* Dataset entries
※ ※ ※
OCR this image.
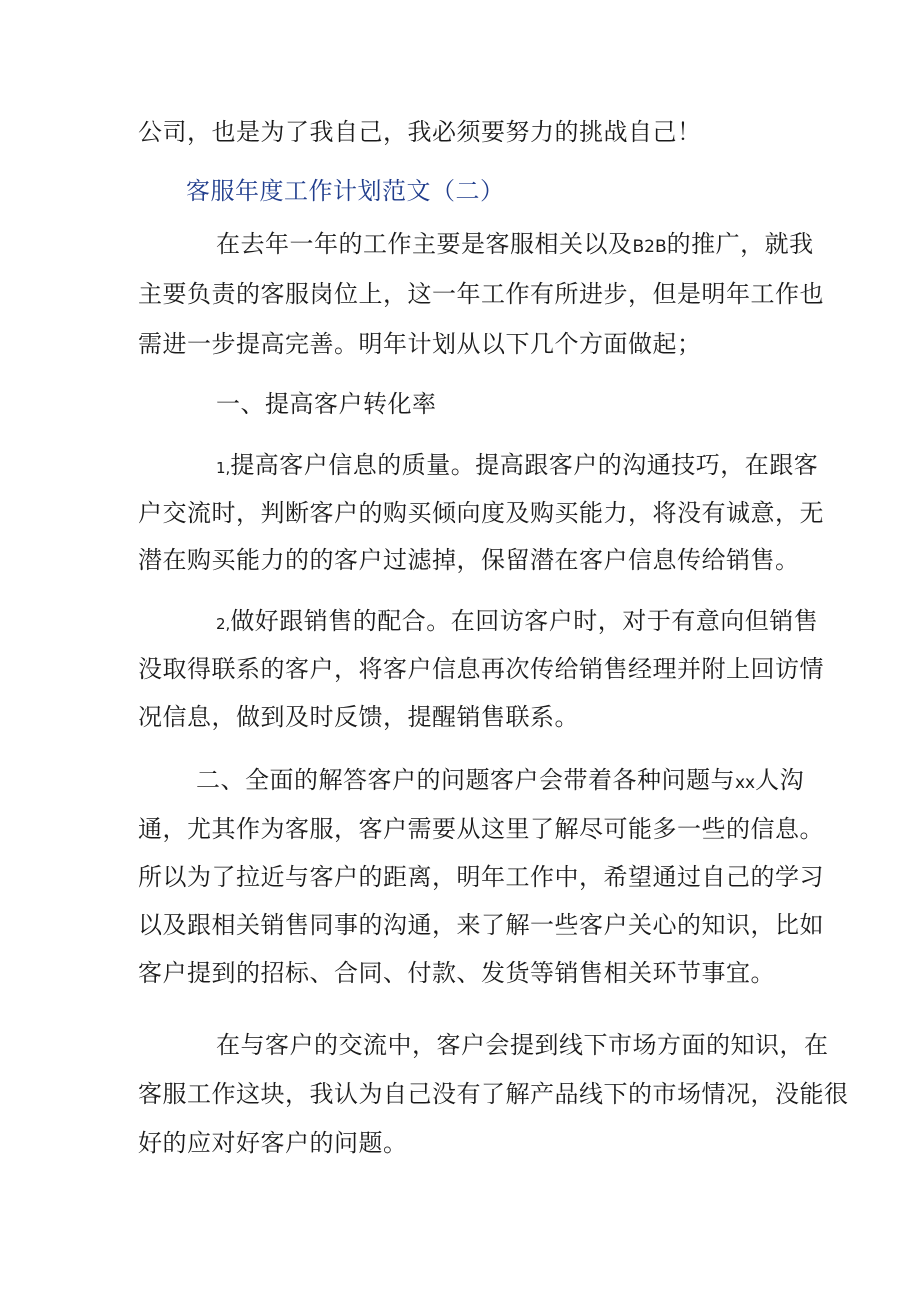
公司，也是为了我自己，我必须要努力的挑战自己！
客服年度工作计划范文（二）
在去年一年的工作主要是客服相关以及B2B的推广，就我
主要负责的客服岗位上，这一年工作有所进步，但是明年工作也
需进一步提高完善。明年计划从以下几个方面做起；
一、提高客户转化率
1,提高客户信息的质量。提高跟客户的沟通技巧，在跟客
户交流时，判断客户的购买倾向度及购买能力，将没有诚意，无
潜在购买能力的的客户过滤掉，保留潜在客户信息传给销售。
2,做好跟销售的配合。在回访客户时，对于有意向但销售
没取得联系的客户，将客户信息再次传给销售经理并附上回访情
况信息，做到及时反馈，提醒销售联系。
二、全面的解答客户的问题客户会带着各种问题与xx人沟
通，尤其作为客服，客户需要从这里了解尽可能多一些的信息。
所以为了拉近与客户的距离，明年工作中，希望通过自己的学习
以及跟相关销售同事的沟通，来了解一些客户关心的知识，比如
客户提到的招标、合同、付款、发货等销售相关环节事宜。
在与客户的交流中，客户会提到线下市场方面的知识，在
客服工作这块，我认为自己没有了解产品线下的市场情况，没能很
好的应对好客户的问题。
※ ※ ※
* Exercise aim
Return all of the entries exactly as written, but drop any pictures they hold.

* Solution to this exercise
OCR this image.
公司，也是为了我自己，我必须要努力的挑战自己！
客服年度工作计划范文（二）
在去年一年的工作主要是客服相关以及B2B的推广，就我
主要负责的客服岗位上，这一年工作有所进步，但是明年工作也
需进一步提高完善。明年计划从以下几个方面做起；
一、提高客户转化率
1,提高客户信息的质量。提高跟客户的沟通技巧，在跟客
户交流时，判断客户的购买倾向度及购买能力，将没有诚意，无
潜在购买能力的的客户过滤掉，保留潜在客户信息传给销售。
2,做好跟销售的配合。在回访客户时，对于有意向但销售
没取得联系的客户，将客户信息再次传给销售经理并附上回访情
况信息，做到及时反馈，提醒销售联系。
二、全面的解答客户的问题客户会带着各种问题与xx人沟
通，尤其作为客服，客户需要从这里了解尽可能多一些的信息。
所以为了拉近与客户的距离，明年工作中，希望通过自己的学习
以及跟相关销售同事的沟通，来了解一些客户关心的知识，比如
客户提到的招标、合同、付款、发货等销售相关环节事宜。
在与客户的交流中，客户会提到线下市场方面的知识，在
客服工作这块，我认为自己没有了解产品线下的市场情况，没能很
好的应对好客户的问题。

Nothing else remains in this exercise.